* _QUESTIONS ON THE MATERIAL_:
1) In the interview on group chats, who would be able to speak in the proposed trading group chat?
2) Reproduce the stretch of the interview on group chats from "The bet here" through "the same community].".
3) Carry the interview on group chats forward from its final sentence.
Start of TEXT PROVIDED
Have you ever been in a trading group chat on WhatsApp or Telegram? The moment it grows past 50 people, [participants] don’t know what people are trying to sell them under the hood. But what if there were a group chat where only people who have created more than $1 million in trading profit over the last 30 days are able to speak?
You would never find me in a New York foodie group. But there could be a Town where the only people that can post are people checking into new restaurants every day—and everyone else can only reply to them or react. I want to do that.
The bet here is that there is enough of a mass of on-chain footprint that we can start the beginnings of self-organized conversation around proven experiences. That’s something we don’t have.
Have you thought about how such a model might contribute to problems caused by echo chambers—by the information presented to people becoming homogenous by way of the circles in which they move?
One of the biggest problems with echo chambers is that we haven’t had portability of reputation. My bet would be that the dynamic of echo chambers would be meaningfully different if you were able to prove to other groups that you are highly ranked [in terms of credibility, as scored by other members of the same community].
End of TEXT PROVIDED
Start of DATASET ENTRIES
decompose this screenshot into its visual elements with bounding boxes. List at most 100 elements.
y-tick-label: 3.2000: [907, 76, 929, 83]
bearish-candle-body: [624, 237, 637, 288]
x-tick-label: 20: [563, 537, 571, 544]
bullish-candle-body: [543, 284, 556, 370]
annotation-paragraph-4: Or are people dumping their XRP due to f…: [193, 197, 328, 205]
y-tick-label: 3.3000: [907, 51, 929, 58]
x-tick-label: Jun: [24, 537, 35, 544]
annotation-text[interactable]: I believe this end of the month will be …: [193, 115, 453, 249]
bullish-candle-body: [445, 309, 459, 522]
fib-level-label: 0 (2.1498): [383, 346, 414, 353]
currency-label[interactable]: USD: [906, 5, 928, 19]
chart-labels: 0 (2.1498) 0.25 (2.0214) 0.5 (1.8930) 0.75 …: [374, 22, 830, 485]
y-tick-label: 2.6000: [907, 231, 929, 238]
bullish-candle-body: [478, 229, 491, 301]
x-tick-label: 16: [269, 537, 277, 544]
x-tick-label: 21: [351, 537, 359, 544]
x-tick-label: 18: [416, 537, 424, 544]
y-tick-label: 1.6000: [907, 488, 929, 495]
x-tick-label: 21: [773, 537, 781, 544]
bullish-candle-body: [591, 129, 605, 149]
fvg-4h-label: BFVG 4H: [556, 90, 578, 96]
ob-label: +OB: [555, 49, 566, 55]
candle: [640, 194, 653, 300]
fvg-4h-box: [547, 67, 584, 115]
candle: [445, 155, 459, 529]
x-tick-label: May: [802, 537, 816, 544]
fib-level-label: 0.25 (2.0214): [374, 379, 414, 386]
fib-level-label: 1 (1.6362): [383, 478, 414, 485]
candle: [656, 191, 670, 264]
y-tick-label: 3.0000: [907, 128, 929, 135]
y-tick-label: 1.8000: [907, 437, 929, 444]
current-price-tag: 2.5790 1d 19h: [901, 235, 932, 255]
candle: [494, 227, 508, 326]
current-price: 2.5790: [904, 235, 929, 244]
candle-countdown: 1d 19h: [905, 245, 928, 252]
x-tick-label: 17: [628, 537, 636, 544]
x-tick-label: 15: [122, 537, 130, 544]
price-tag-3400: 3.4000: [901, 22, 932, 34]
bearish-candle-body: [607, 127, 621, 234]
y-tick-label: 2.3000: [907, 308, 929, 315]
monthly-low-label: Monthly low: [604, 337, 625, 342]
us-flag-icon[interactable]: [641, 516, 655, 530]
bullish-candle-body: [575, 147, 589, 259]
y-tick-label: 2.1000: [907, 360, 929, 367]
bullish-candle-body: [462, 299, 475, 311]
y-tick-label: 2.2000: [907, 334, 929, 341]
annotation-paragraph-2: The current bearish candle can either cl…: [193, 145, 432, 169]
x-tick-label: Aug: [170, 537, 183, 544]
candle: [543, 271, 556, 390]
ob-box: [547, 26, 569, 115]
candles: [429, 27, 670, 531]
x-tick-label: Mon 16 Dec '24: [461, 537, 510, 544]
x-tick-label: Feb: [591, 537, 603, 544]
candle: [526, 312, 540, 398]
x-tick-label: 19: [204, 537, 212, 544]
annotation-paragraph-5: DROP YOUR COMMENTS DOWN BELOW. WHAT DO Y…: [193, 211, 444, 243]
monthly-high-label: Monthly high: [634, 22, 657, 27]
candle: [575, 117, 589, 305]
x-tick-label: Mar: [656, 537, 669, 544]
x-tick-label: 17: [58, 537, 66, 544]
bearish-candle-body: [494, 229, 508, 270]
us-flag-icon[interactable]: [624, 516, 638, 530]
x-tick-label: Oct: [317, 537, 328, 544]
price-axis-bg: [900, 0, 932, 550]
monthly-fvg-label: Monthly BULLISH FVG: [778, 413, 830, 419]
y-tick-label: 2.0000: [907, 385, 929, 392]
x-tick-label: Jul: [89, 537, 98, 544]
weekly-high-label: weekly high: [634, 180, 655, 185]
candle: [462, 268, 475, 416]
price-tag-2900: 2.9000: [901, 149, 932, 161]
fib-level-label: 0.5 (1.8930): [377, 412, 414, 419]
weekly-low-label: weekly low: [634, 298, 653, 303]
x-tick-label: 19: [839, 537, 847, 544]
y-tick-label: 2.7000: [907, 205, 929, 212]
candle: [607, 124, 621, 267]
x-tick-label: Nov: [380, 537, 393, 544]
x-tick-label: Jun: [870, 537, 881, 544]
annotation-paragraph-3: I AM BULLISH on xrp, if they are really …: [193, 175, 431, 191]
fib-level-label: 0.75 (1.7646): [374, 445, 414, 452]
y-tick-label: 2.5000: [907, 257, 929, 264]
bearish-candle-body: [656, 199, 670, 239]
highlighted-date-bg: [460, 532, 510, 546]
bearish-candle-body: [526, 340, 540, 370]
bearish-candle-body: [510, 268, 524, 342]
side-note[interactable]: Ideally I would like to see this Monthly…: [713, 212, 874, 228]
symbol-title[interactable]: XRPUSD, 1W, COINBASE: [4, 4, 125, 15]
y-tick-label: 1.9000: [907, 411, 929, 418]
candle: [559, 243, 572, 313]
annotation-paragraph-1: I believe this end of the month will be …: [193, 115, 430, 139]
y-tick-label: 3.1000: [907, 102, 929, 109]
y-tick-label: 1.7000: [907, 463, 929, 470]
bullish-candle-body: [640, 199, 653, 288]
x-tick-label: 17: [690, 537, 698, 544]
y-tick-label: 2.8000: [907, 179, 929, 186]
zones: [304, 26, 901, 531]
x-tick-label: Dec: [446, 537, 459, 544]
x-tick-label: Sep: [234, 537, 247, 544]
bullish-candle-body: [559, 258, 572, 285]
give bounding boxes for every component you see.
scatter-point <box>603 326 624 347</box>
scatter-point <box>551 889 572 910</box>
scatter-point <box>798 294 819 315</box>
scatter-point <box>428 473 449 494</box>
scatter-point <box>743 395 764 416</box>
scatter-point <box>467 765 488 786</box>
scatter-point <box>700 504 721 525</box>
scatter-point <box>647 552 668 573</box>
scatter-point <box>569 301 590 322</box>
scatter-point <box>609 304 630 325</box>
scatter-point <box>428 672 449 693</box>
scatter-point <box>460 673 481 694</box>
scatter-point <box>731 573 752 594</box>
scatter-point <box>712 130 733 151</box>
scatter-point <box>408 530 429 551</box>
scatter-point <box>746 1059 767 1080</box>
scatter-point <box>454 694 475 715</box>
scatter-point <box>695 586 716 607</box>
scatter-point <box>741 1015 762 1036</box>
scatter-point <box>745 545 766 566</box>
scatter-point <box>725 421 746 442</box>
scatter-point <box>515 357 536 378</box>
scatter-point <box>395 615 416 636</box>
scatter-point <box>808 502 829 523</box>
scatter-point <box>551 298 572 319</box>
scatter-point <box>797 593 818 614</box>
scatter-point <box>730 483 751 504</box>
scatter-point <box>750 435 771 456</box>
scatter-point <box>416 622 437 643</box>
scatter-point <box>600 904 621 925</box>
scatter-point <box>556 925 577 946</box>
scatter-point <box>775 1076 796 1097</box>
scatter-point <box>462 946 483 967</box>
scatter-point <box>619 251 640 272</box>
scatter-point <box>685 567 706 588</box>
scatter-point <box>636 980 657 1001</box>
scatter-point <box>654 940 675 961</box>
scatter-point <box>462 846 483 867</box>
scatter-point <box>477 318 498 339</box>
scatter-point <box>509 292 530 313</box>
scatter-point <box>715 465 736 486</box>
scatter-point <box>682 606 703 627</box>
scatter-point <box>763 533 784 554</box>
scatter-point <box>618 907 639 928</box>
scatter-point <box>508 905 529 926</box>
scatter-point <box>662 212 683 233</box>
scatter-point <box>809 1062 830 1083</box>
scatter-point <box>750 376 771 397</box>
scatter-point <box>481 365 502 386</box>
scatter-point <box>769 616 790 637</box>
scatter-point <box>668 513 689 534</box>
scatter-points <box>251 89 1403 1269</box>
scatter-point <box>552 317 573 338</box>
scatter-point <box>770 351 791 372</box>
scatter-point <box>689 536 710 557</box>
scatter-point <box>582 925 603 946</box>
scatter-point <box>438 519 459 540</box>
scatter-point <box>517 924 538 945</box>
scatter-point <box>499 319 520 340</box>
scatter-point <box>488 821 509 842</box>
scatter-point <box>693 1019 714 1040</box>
End of DATASET ENTRIES
* _ANSWER LIST_:
1) Only people who have created more than $1 million in trading profit over the last 30 days.

2)
The bet here is that there is enough of a mass of on-chain footprint that we can start the beginnings of self-organized conversation around proven experiences. That’s something we don’t have.
Have you thought about how such a model might contribute to problems caused by echo chambers—by the information presented to people becoming homogenous by way of the circles in which they move?
One of the biggest problems with echo chambers is that we haven’t had portability of reputation. My bet would be that the dynamic of echo chambers would be meaningfully different if you were able to prove to other groups that you are highly ranked [in terms of credibility, as scored by other members of the same community].

3)
When highly ranked users from a very liberal group and a very conservative group meet, if they know provably that this is a highly-ranked person of the opposing opinion, all of a sudden it’s a debate. All of a sudden, there is a duty to engage.
I think it’s really exciting to say we took the six most prominent community members of these echo chambers, who are having really fierce conversations, but they all have respect for one another.
I think it introduces a wild card that I really want to see unfold.
How do you plan to deal with questions around moderation that major social media and messaging platforms have encountered? Take the recent situation with the Telegram founder, or the ever-lasting debate over political partisanship.
It is absolutely the wrong idea to apply censorship on the protocol level, whether it is the worldwide web, email, or the River Protocol [a system for sending end-to-end encrypted messages over blockchain developed by the HNT team]. We do not want to exist in a place where fundamental utilities can be remotely taken back.
HNT 100 percent intends to comply with regulations around CSAM and IP infringement when it comes to moderation on the client level [i.e., in the Towns app]. That’s what we’ll do.
What does that look like in practice?
It means that we host the report and review. We allow users to snitch to us—to tell us they are seeing something wrong. We are paying a third-party firm to review and make an adjudication. If a message should be censored according to local laws, we will not show it on Towns.
It really depends where the information is being rendered to the end user. That’s where it should be regulated.
What does the business model look like? Where will you take your cut?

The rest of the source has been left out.